• [Exercise instructions] Exactly the lines from the line containing "Read out every word on this page." through the final line of the entries below must be returned, and only those, without pictures.

[Data excerpts]
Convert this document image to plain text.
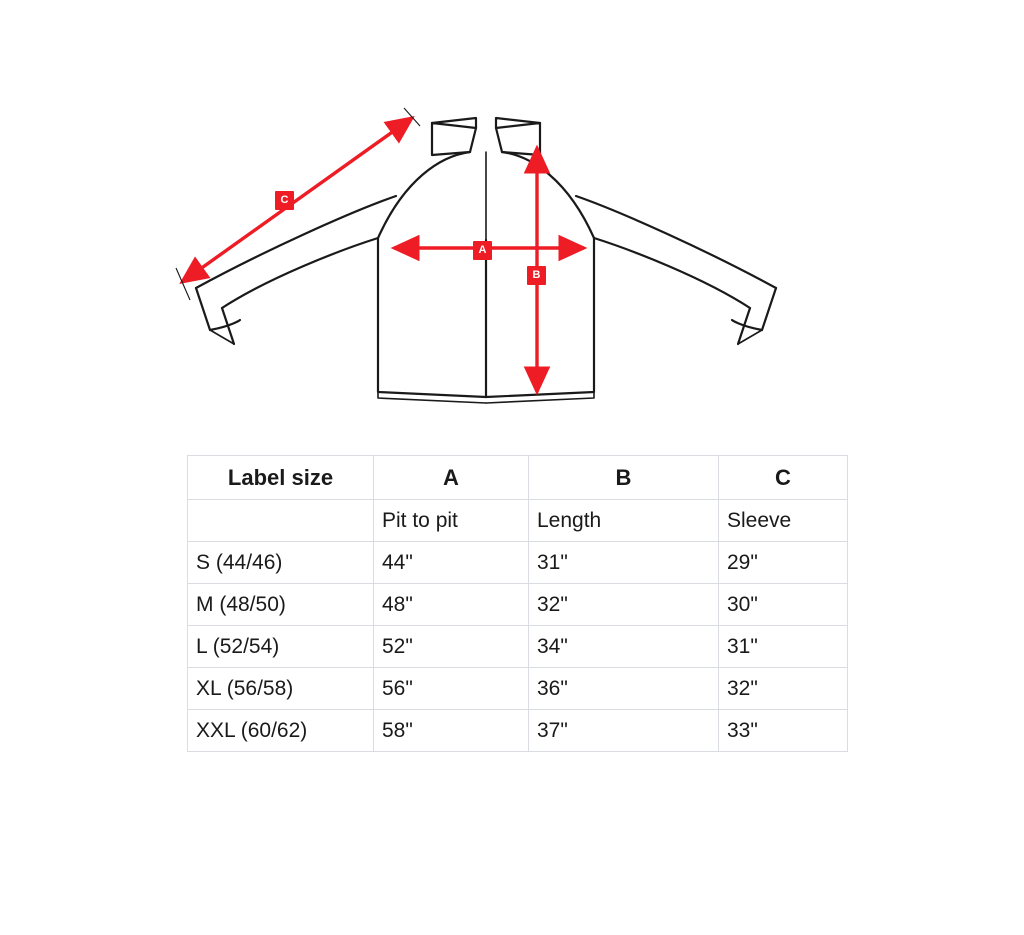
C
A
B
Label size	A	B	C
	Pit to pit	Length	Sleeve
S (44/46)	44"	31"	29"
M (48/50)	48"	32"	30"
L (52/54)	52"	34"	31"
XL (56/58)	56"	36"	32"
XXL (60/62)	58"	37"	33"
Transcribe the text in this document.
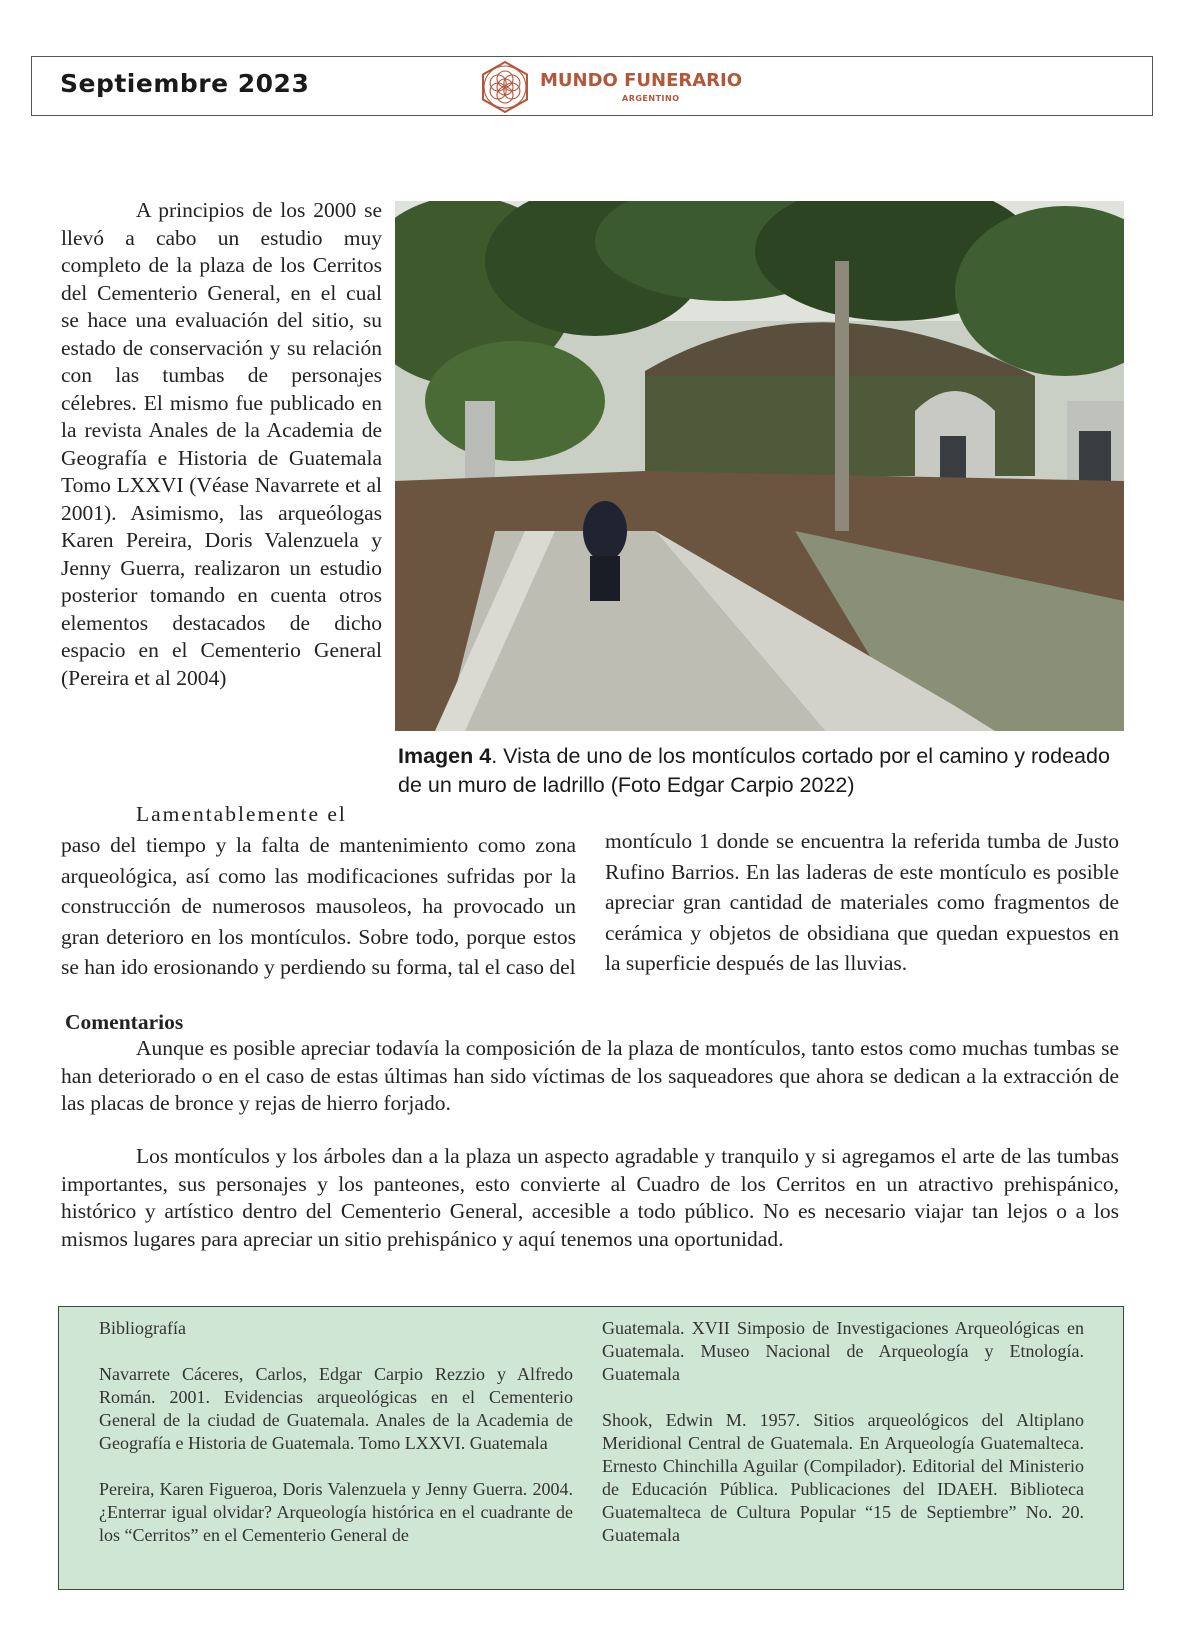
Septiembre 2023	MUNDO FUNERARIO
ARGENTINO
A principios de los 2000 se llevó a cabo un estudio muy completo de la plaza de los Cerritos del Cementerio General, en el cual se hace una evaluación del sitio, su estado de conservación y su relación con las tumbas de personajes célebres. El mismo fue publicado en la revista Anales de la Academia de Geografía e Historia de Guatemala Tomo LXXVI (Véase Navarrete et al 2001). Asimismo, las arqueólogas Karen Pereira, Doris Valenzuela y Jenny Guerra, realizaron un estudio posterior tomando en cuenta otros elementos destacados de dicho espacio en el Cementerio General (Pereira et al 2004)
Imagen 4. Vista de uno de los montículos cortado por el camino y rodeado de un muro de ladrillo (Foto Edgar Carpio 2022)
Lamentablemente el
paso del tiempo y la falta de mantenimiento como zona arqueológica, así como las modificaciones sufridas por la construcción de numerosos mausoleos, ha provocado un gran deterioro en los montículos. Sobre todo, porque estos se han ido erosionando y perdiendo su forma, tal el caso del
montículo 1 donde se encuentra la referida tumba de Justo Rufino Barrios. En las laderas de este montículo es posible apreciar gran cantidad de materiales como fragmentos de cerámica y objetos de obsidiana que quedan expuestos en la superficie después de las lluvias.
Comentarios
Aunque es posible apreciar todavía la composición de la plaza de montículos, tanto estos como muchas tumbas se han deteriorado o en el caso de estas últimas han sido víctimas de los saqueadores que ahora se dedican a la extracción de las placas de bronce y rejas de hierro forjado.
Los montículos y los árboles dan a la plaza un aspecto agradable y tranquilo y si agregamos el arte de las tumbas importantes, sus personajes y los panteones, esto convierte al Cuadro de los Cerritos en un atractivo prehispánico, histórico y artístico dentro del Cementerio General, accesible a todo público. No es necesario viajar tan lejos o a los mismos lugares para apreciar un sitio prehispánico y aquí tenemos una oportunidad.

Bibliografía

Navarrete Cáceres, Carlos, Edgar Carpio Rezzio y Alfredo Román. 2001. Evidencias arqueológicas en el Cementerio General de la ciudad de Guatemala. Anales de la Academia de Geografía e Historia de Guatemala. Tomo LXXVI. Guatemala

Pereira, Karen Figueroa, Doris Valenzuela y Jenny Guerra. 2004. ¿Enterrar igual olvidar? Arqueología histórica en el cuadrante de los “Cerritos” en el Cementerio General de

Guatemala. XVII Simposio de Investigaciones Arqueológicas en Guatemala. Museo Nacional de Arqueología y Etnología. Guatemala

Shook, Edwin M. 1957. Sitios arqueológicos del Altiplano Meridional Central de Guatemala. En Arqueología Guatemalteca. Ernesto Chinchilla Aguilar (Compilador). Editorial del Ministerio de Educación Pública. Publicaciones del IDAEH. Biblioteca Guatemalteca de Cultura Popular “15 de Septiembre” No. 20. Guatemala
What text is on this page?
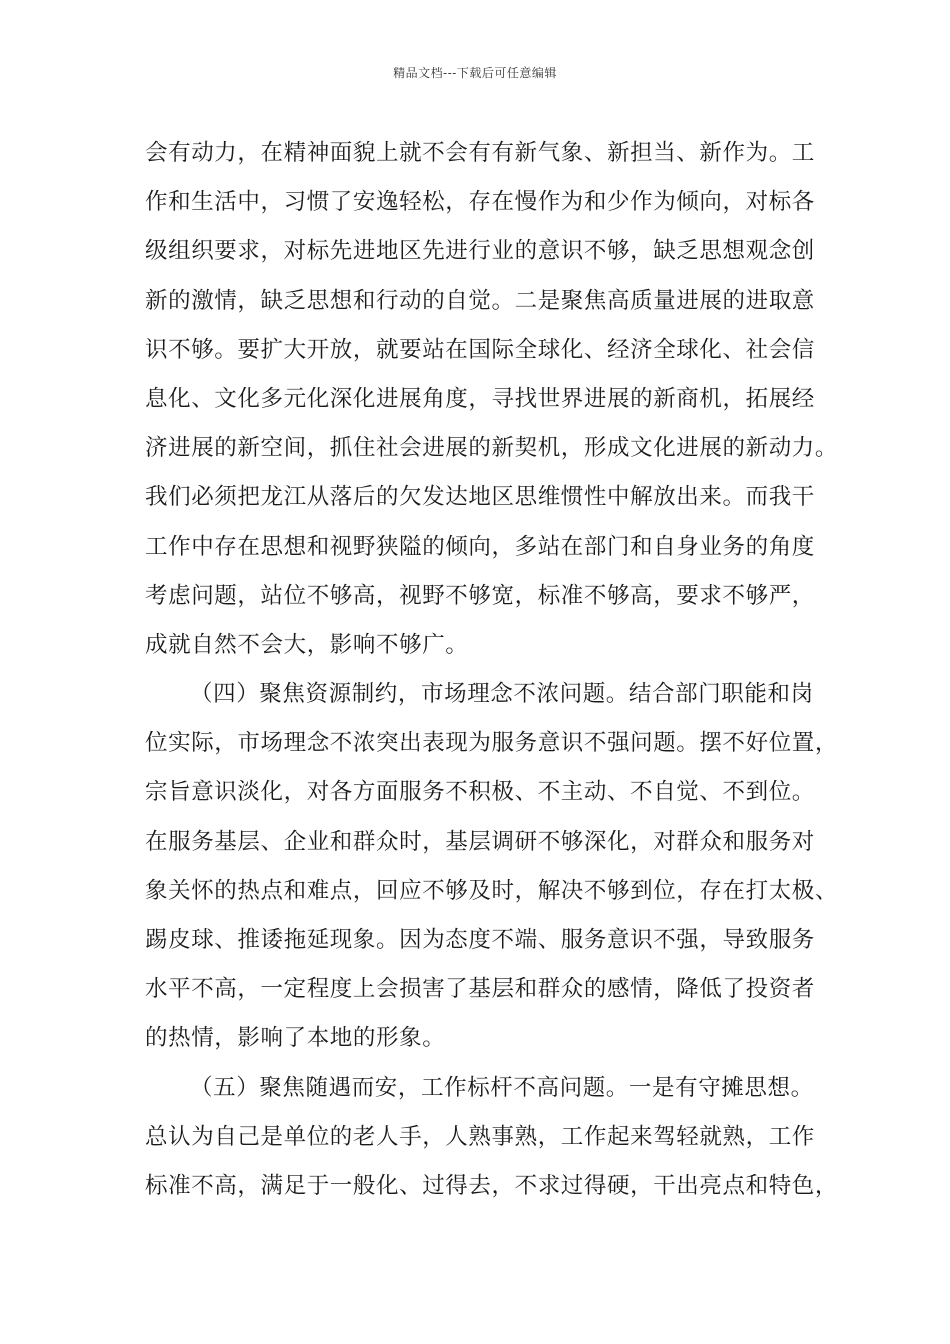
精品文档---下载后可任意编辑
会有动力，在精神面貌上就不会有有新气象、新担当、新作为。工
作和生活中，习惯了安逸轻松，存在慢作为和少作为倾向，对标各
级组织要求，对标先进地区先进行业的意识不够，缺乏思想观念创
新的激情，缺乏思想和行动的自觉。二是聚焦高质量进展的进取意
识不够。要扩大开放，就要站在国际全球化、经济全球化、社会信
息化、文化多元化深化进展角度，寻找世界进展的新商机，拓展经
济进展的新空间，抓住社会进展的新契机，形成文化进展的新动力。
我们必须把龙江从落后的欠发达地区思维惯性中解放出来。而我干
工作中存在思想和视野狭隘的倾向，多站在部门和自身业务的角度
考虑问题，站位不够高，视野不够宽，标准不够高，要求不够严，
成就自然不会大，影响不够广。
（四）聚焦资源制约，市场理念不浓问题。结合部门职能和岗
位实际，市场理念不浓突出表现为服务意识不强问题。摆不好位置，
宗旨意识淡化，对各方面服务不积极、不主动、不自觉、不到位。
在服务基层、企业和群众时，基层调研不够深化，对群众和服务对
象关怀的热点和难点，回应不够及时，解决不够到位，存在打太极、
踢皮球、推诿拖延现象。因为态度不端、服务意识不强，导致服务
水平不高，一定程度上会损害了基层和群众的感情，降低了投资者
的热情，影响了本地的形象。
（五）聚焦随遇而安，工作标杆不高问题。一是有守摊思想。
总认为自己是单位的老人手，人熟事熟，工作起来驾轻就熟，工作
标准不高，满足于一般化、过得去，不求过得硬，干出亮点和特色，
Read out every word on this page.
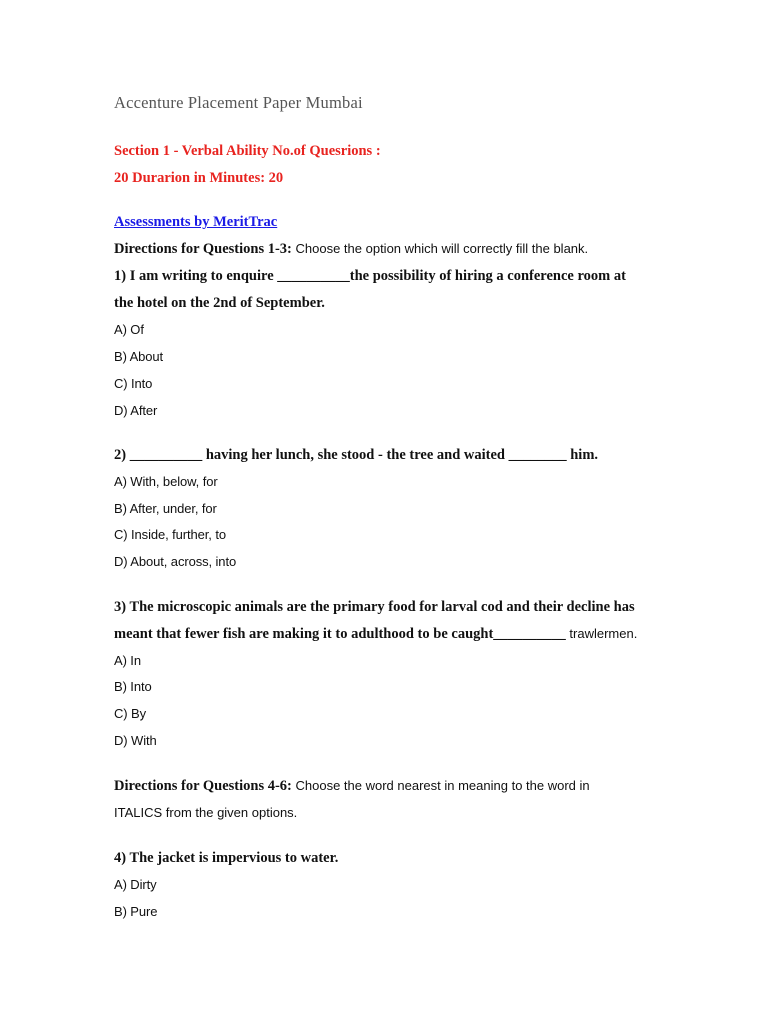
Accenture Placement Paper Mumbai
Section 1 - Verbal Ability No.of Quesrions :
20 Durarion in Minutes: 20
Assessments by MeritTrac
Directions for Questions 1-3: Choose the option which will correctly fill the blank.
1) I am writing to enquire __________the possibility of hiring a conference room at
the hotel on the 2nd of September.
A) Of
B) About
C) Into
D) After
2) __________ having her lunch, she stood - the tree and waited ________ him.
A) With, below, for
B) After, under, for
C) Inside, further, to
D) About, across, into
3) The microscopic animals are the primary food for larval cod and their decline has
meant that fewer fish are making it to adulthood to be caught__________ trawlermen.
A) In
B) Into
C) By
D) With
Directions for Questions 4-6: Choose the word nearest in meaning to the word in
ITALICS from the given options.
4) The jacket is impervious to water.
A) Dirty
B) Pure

• [Reply]
Read out every word on this page.
Accenture Placement Paper Mumbai
Section 1 - Verbal Ability No.of Quesrions :
20 Durarion in Minutes: 20
Assessments by MeritTrac
Directions for Questions 1-3: Choose the option which will correctly fill the blank.
1) I am writing to enquire __________the possibility of hiring a conference room at
the hotel on the 2nd of September.
A) Of
B) About
C) Into
D) After
2) __________ having her lunch, she stood - the tree and waited ________ him.
A) With, below, for
B) After, under, for
C) Inside, further, to
D) About, across, into
3) The microscopic animals are the primary food for larval cod and their decline has
meant that fewer fish are making it to adulthood to be caught__________ trawlermen.
A) In
B) Into
C) By
D) With
Directions for Questions 4-6: Choose the word nearest in meaning to the word in
ITALICS from the given options.
4) The jacket is impervious to water.
A) Dirty
B) Pure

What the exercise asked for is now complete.